* _INSTRUCTIONS FOR THE TASK_:
Can you print every record below exactly as written?

(Records from a collection of figures)
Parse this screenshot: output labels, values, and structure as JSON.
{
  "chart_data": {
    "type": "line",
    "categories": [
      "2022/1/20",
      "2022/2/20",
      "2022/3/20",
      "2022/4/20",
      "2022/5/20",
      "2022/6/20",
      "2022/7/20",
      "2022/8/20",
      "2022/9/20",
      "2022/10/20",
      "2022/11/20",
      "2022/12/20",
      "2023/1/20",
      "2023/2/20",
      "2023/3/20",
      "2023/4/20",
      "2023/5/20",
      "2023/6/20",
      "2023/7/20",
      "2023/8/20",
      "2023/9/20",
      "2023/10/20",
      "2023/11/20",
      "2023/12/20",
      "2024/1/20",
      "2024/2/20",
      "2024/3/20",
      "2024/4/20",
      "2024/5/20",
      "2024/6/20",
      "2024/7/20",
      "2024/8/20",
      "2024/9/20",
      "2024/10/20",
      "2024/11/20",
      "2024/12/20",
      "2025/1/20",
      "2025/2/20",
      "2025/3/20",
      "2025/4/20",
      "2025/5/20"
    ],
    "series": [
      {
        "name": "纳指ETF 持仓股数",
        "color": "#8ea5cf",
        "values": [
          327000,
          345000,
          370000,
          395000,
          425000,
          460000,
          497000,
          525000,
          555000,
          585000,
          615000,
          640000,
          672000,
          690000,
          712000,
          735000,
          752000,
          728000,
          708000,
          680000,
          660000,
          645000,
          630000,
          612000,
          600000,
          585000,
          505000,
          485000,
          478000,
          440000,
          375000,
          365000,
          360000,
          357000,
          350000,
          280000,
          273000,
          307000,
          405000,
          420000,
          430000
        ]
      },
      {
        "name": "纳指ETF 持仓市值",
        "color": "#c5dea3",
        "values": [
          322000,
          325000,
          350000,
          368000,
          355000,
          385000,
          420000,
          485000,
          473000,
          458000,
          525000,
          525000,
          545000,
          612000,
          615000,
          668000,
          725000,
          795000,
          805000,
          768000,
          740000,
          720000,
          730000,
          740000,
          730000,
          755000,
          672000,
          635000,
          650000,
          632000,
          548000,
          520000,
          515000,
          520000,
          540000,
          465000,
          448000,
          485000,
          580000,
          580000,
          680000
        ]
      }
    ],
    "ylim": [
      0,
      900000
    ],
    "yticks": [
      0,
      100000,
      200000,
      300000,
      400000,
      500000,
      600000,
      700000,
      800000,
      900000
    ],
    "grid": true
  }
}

* _RESPONSE BELOW_:
Parse this screenshot: output labels, values, and structure as JSON.
{
  "chart_data": {
    "type": "line",
    "categories": [
      "2022/1/20",
      "2022/2/20",
      "2022/3/20",
      "2022/4/20",
      "2022/5/20",
      "2022/6/20",
      "2022/7/20",
      "2022/8/20",
      "2022/9/20",
      "2022/10/20",
      "2022/11/20",
      "2022/12/20",
      "2023/1/20",
      "2023/2/20",
      "2023/3/20",
      "2023/4/20",
      "2023/5/20",
      "2023/6/20",
      "2023/7/20",
      "2023/8/20",
      "2023/9/20",
      "2023/10/20",
      "2023/11/20",
      "2023/12/20",
      "2024/1/20",
      "2024/2/20",
      "2024/3/20",
      "2024/4/20",
      "2024/5/20",
      "2024/6/20",
      "2024/7/20",
      "2024/8/20",
      "2024/9/20",
      "2024/10/20",
      "2024/11/20",
      "2024/12/20",
      "2025/1/20",
      "2025/2/20",
      "2025/3/20",
      "2025/4/20",
      "2025/5/20"
    ],
    "series": [
      {
        "name": "纳指ETF 持仓股数",
        "color": "#8ea5cf",
        "values": [
          327000,
          345000,
          370000,
          395000,
          425000,
          460000,
          497000,
          525000,
          555000,
          585000,
          615000,
          640000,
          672000,
          690000,
          712000,
          735000,
          752000,
          728000,
          708000,
          680000,
          660000,
          645000,
          630000,
          612000,
          600000,
          585000,
          505000,
          485000,
          478000,
          440000,
          375000,
          365000,
          360000,
          357000,
          350000,
          280000,
          273000,
          307000,
          405000,
          420000,
          430000
        ]
      },
      {
        "name": "纳指ETF 持仓市值",
        "color": "#c5dea3",
        "values": [
          322000,
          325000,
          350000,
          368000,
          355000,
          385000,
          420000,
          485000,
          473000,
          458000,
          525000,
          525000,
          545000,
          612000,
          615000,
          668000,
          725000,
          795000,
          805000,
          768000,
          740000,
          720000,
          730000,
          740000,
          730000,
          755000,
          672000,
          635000,
          650000,
          632000,
          548000,
          520000,
          515000,
          520000,
          540000,
          465000,
          448000,
          485000,
          580000,
          580000,
          680000
        ]
      }
    ],
    "ylim": [
      0,
      900000
    ],
    "yticks": [
      0,
      100000,
      200000,
      300000,
      400000,
      500000,
      600000,
      700000,
      800000,
      900000
    ],
    "grid": true
  }
}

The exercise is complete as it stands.